* begin DATA RECORDS *
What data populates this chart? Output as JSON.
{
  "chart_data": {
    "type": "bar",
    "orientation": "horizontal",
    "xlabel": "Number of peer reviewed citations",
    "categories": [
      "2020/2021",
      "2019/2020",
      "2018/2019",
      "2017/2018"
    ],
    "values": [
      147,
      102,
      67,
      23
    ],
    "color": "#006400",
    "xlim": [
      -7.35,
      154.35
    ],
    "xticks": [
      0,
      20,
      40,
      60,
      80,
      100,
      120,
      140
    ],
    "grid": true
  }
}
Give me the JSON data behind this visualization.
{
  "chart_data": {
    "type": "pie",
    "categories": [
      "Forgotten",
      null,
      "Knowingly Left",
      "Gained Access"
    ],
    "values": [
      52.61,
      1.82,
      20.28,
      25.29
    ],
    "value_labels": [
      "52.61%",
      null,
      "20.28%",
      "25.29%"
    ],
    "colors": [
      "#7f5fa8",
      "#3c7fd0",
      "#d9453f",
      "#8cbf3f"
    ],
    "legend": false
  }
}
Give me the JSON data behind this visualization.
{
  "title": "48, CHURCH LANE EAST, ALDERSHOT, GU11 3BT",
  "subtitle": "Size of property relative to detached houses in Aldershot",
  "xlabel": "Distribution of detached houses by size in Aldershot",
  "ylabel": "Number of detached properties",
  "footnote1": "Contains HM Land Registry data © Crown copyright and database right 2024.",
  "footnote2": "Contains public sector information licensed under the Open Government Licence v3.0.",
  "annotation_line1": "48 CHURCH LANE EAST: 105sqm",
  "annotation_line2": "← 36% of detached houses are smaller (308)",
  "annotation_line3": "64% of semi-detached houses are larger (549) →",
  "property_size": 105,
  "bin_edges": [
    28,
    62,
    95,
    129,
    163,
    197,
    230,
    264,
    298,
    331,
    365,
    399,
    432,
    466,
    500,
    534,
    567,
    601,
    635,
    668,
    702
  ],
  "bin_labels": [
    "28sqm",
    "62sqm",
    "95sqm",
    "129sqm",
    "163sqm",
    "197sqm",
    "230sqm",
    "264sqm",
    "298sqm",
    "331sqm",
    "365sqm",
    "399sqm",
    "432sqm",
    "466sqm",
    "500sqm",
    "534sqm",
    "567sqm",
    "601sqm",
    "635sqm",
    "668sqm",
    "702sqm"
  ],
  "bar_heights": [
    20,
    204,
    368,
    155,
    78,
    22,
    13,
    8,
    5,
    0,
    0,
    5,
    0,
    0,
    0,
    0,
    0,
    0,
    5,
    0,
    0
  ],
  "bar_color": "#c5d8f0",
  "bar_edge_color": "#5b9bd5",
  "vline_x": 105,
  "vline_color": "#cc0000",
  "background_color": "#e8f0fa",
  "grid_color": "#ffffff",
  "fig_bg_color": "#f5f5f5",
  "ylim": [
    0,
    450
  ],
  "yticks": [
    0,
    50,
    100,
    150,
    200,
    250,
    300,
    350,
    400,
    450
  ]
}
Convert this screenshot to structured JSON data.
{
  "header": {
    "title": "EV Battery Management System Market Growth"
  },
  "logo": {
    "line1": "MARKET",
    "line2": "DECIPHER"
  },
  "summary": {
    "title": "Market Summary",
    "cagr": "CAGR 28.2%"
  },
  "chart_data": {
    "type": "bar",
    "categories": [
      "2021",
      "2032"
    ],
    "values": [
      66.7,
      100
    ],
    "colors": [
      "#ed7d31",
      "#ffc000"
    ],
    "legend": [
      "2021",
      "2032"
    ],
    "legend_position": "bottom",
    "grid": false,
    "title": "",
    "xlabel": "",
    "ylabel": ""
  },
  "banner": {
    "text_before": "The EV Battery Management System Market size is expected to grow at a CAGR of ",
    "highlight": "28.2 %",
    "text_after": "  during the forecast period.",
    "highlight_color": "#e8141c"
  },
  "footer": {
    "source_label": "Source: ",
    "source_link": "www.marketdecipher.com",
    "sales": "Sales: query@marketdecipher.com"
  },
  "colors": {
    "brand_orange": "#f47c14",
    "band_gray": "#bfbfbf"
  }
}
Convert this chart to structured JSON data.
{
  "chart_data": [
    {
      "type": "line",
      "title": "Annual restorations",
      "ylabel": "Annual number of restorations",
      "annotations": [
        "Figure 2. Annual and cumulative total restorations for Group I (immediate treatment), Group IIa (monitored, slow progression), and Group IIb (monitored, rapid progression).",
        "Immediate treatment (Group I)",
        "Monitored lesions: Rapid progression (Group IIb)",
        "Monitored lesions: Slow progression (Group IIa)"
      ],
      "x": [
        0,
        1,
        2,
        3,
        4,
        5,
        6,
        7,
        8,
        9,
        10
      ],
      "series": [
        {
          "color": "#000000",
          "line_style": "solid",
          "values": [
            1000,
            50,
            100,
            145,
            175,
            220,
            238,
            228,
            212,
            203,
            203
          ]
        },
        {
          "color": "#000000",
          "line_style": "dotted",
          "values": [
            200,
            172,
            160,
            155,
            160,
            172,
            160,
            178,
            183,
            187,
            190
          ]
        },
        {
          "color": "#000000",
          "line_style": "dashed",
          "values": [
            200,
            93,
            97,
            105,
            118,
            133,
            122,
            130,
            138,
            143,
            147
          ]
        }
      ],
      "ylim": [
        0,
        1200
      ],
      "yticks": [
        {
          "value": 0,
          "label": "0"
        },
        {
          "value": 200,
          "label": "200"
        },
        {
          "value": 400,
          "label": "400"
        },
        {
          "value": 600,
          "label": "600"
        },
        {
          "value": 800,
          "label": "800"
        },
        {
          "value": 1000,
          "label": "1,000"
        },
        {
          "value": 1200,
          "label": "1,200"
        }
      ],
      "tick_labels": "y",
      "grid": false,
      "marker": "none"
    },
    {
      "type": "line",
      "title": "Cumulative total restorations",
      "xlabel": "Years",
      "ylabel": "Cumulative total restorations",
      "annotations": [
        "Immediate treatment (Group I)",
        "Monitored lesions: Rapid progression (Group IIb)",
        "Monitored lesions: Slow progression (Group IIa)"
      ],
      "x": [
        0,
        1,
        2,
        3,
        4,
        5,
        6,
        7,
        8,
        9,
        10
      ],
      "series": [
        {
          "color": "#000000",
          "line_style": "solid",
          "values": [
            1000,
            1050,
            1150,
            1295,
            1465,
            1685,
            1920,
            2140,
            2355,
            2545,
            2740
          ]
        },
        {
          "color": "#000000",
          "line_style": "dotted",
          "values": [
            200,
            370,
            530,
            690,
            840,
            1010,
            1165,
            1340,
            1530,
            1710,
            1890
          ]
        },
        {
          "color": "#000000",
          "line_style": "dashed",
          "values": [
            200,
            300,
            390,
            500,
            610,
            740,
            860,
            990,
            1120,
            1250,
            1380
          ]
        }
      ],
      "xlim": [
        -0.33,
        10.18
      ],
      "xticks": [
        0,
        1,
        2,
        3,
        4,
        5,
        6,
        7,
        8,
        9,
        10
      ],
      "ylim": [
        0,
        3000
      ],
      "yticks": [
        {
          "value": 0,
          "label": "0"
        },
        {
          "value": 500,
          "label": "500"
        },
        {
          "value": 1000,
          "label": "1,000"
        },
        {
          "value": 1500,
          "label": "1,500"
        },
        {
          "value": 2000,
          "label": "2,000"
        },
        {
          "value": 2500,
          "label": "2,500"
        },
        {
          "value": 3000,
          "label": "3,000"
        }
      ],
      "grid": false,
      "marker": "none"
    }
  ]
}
* end DATA RECORDS *
_SET PROBLEM_
Please copy out each record, character for character.

_RESPONSE TO THE EXERCISE_
What data populates this chart? Output as JSON.
{
  "chart_data": {
    "type": "bar",
    "orientation": "horizontal",
    "xlabel": "Number of peer reviewed citations",
    "categories": [
      "2020/2021",
      "2019/2020",
      "2018/2019",
      "2017/2018"
    ],
    "values": [
      147,
      102,
      67,
      23
    ],
    "color": "#006400",
    "xlim": [
      -7.35,
      154.35
    ],
    "xticks": [
      0,
      20,
      40,
      60,
      80,
      100,
      120,
      140
    ],
    "grid": true
  }
}
Give me the JSON data behind this visualization.
{
  "chart_data": {
    "type": "pie",
    "categories": [
      "Forgotten",
      null,
      "Knowingly Left",
      "Gained Access"
    ],
    "values": [
      52.61,
      1.82,
      20.28,
      25.29
    ],
    "value_labels": [
      "52.61%",
      null,
      "20.28%",
      "25.29%"
    ],
    "colors": [
      "#7f5fa8",
      "#3c7fd0",
      "#d9453f",
      "#8cbf3f"
    ],
    "legend": false
  }
}
Give me the JSON data behind this visualization.
{
  "title": "48, CHURCH LANE EAST, ALDERSHOT, GU11 3BT",
  "subtitle": "Size of property relative to detached houses in Aldershot",
  "xlabel": "Distribution of detached houses by size in Aldershot",
  "ylabel": "Number of detached properties",
  "footnote1": "Contains HM Land Registry data © Crown copyright and database right 2024.",
  "footnote2": "Contains public sector information licensed under the Open Government Licence v3.0.",
  "annotation_line1": "48 CHURCH LANE EAST: 105sqm",
  "annotation_line2": "← 36% of detached houses are smaller (308)",
  "annotation_line3": "64% of semi-detached houses are larger (549) →",
  "property_size": 105,
  "bin_edges": [
    28,
    62,
    95,
    129,
    163,
    197,
    230,
    264,
    298,
    331,
    365,
    399,
    432,
    466,
    500,
    534,
    567,
    601,
    635,
    668,
    702
  ],
  "bin_labels": [
    "28sqm",
    "62sqm",
    "95sqm",
    "129sqm",
    "163sqm",
    "197sqm",
    "230sqm",
    "264sqm",
    "298sqm",
    "331sqm",
    "365sqm",
    "399sqm",
    "432sqm",
    "466sqm",
    "500sqm",
    "534sqm",
    "567sqm",
    "601sqm",
    "635sqm",
    "668sqm",
    "702sqm"
  ],
  "bar_heights": [
    20,
    204,
    368,
    155,
    78,
    22,
    13,
    8,
    5,
    0,
    0,
    5,
    0,
    0,
    0,
    0,
    0,
    0,
    5,
    0,
    0
  ],
  "bar_color": "#c5d8f0",
  "bar_edge_color": "#5b9bd5",
  "vline_x": 105,
  "vline_color": "#cc0000",
  "background_color": "#e8f0fa",
  "grid_color": "#ffffff",
  "fig_bg_color": "#f5f5f5",
  "ylim": [
    0,
    450
  ],
  "yticks": [
    0,
    50,
    100,
    150,
    200,
    250,
    300,
    350,
    400,
    450
  ]
}
Convert this screenshot to structured JSON data.
{
  "header": {
    "title": "EV Battery Management System Market Growth"
  },
  "logo": {
    "line1": "MARKET",
    "line2": "DECIPHER"
  },
  "summary": {
    "title": "Market Summary",
    "cagr": "CAGR 28.2%"
  },
  "chart_data": {
    "type": "bar",
    "categories": [
      "2021",
      "2032"
    ],
    "values": [
      66.7,
      100
    ],
    "colors": [
      "#ed7d31",
      "#ffc000"
    ],
    "legend": [
      "2021",
      "2032"
    ],
    "legend_position": "bottom",
    "grid": false,
    "title": "",
    "xlabel": "",
    "ylabel": ""
  },
  "banner": {
    "text_before": "The EV Battery Management System Market size is expected to grow at a CAGR of ",
    "highlight": "28.2 %",
    "text_after": "  during the forecast period.",
    "highlight_color": "#e8141c"
  },
  "footer": {
    "source_label": "Source: ",
    "source_link": "www.marketdecipher.com",
    "sales": "Sales: query@marketdecipher.com"
  },
  "colors": {
    "brand_orange": "#f47c14",
    "band_gray": "#bfbfbf"
  }
}
Convert this chart to structured JSON data.
{
  "chart_data": [
    {
      "type": "line",
      "title": "Annual restorations",
      "ylabel": "Annual number of restorations",
      "annotations": [
        "Figure 2. Annual and cumulative total restorations for Group I (immediate treatment), Group IIa (monitored, slow progression), and Group IIb (monitored, rapid progression).",
        "Immediate treatment (Group I)",
        "Monitored lesions: Rapid progression (Group IIb)",
        "Monitored lesions: Slow progression (Group IIa)"
      ],
      "x": [
        0,
        1,
        2,
        3,
        4,
        5,
        6,
        7,
        8,
        9,
        10
      ],
      "series": [
        {
          "color": "#000000",
          "line_style": "solid",
          "values": [
            1000,
            50,
            100,
            145,
            175,
            220,
            238,
            228,
            212,
            203,
            203
          ]
        },
        {
          "color": "#000000",
          "line_style": "dotted",
          "values": [
            200,
            172,
            160,
            155,
            160,
            172,
            160,
            178,
            183,
            187,
            190
          ]
        },
        {
          "color": "#000000",
          "line_style": "dashed",
          "values": [
            200,
            93,
            97,
            105,
            118,
            133,
            122,
            130,
            138,
            143,
            147
          ]
        }
      ],
      "ylim": [
        0,
        1200
      ],
      "yticks": [
        {
          "value": 0,
          "label": "0"
        },
        {
          "value": 200,
          "label": "200"
        },
        {
          "value": 400,
          "label": "400"
        },
        {
          "value": 600,
          "label": "600"
        },
        {
          "value": 800,
          "label": "800"
        },
        {
          "value": 1000,
          "label": "1,000"
        },
        {
          "value": 1200,
          "label": "1,200"
        }
      ],
      "tick_labels": "y",
      "grid": false,
      "marker": "none"
    },
    {
      "type": "line",
      "title": "Cumulative total restorations",
      "xlabel": "Years",
      "ylabel": "Cumulative total restorations",
      "annotations": [
        "Immediate treatment (Group I)",
        "Monitored lesions: Rapid progression (Group IIb)",
        "Monitored lesions: Slow progression (Group IIa)"
      ],
      "x": [
        0,
        1,
        2,
        3,
        4,
        5,
        6,
        7,
        8,
        9,
        10
      ],
      "series": [
        {
          "color": "#000000",
          "line_style": "solid",
          "values": [
            1000,
            1050,
            1150,
            1295,
            1465,
            1685,
            1920,
            2140,
            2355,
            2545,
            2740
          ]
        },
        {
          "color": "#000000",
          "line_style": "dotted",
          "values": [
            200,
            370,
            530,
            690,
            840,
            1010,
            1165,
            1340,
            1530,
            1710,
            1890
          ]
        },
        {
          "color": "#000000",
          "line_style": "dashed",
          "values": [
            200,
            300,
            390,
            500,
            610,
            740,
            860,
            990,
            1120,
            1250,
            1380
          ]
        }
      ],
      "xlim": [
        -0.33,
        10.18
      ],
      "xticks": [
        0,
        1,
        2,
        3,
        4,
        5,
        6,
        7,
        8,
        9,
        10
      ],
      "ylim": [
        0,
        3000
      ],
      "yticks": [
        {
          "value": 0,
          "label": "0"
        },
        {
          "value": 500,
          "label": "500"
        },
        {
          "value": 1000,
          "label": "1,000"
        },
        {
          "value": 1500,
          "label": "1,500"
        },
        {
          "value": 2000,
          "label": "2,000"
        },
        {
          "value": 2500,
          "label": "2,500"
        },
        {
          "value": 3000,
          "label": "3,000"
        }
      ],
      "grid": false,
      "marker": "none"
    }
  ]
}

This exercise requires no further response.